Tell how many lines have the string "selected" in them, and write nothing besides the number.

[Lines of data]
────

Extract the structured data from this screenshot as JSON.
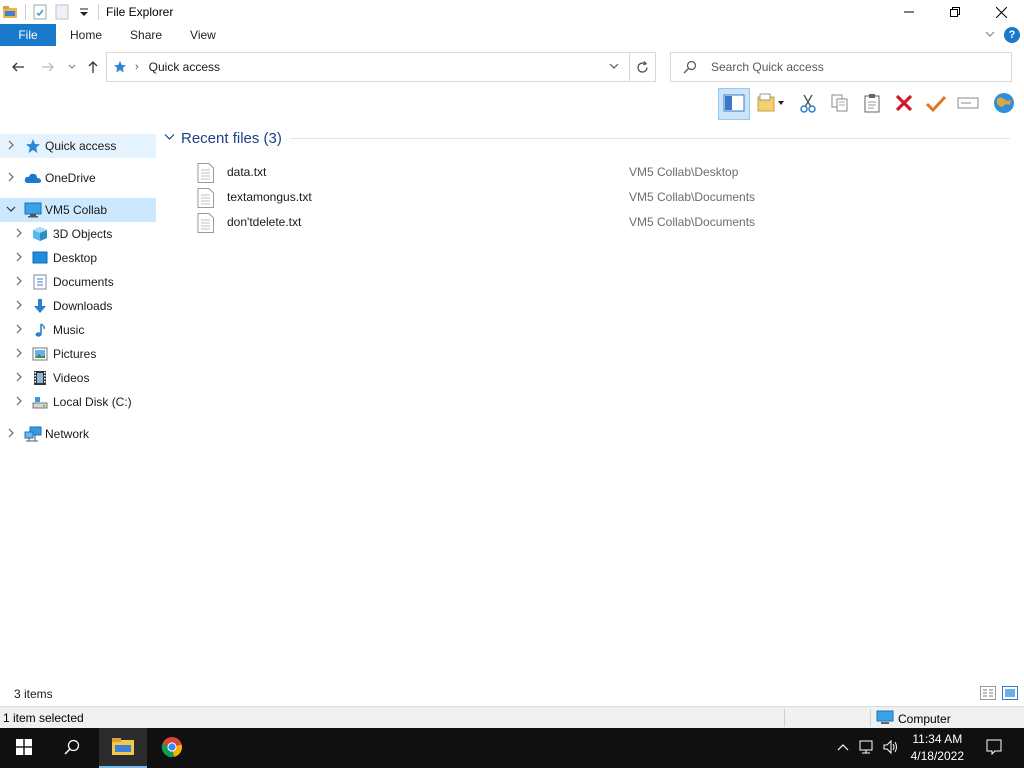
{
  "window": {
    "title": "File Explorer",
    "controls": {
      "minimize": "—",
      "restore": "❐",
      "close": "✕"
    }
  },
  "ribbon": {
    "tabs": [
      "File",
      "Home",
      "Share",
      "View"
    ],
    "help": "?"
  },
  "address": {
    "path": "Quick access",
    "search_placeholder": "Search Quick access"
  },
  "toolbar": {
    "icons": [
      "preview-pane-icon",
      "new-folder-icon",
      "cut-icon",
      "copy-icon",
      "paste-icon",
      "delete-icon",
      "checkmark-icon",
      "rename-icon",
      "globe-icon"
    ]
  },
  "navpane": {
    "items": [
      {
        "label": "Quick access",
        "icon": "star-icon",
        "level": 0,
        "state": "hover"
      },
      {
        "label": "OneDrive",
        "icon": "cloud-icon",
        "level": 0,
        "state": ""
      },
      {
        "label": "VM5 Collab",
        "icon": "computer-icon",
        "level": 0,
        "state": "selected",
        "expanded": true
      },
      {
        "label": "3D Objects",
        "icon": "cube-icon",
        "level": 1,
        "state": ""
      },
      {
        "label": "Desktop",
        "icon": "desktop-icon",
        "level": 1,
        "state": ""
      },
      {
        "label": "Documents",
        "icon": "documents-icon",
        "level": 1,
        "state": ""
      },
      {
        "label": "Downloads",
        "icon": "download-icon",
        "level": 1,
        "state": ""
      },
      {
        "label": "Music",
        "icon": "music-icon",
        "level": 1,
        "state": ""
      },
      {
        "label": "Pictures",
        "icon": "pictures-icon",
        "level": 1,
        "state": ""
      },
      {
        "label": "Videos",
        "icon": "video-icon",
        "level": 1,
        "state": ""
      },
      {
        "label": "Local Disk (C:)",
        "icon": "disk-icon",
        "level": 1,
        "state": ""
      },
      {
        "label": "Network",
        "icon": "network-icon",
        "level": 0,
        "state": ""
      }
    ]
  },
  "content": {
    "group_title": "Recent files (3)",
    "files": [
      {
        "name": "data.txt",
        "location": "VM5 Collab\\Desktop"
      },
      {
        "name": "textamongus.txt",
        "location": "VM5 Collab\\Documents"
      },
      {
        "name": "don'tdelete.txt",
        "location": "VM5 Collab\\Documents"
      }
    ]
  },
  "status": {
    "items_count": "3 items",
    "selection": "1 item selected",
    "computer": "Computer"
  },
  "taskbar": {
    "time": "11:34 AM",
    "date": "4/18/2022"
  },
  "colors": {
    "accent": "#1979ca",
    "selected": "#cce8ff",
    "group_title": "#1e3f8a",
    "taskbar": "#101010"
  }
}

────

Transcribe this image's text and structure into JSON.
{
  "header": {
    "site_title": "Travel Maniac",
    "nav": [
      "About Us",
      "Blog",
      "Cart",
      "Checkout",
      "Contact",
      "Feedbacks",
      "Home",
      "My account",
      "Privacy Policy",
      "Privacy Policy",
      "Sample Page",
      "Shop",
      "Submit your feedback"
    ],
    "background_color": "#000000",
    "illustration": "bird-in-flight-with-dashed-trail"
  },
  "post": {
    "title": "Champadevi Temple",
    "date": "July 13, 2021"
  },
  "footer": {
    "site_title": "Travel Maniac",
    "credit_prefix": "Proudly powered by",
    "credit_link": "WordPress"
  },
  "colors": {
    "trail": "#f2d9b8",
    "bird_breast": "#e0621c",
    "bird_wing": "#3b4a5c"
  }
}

────

• **THE COMPLETED TASK**
3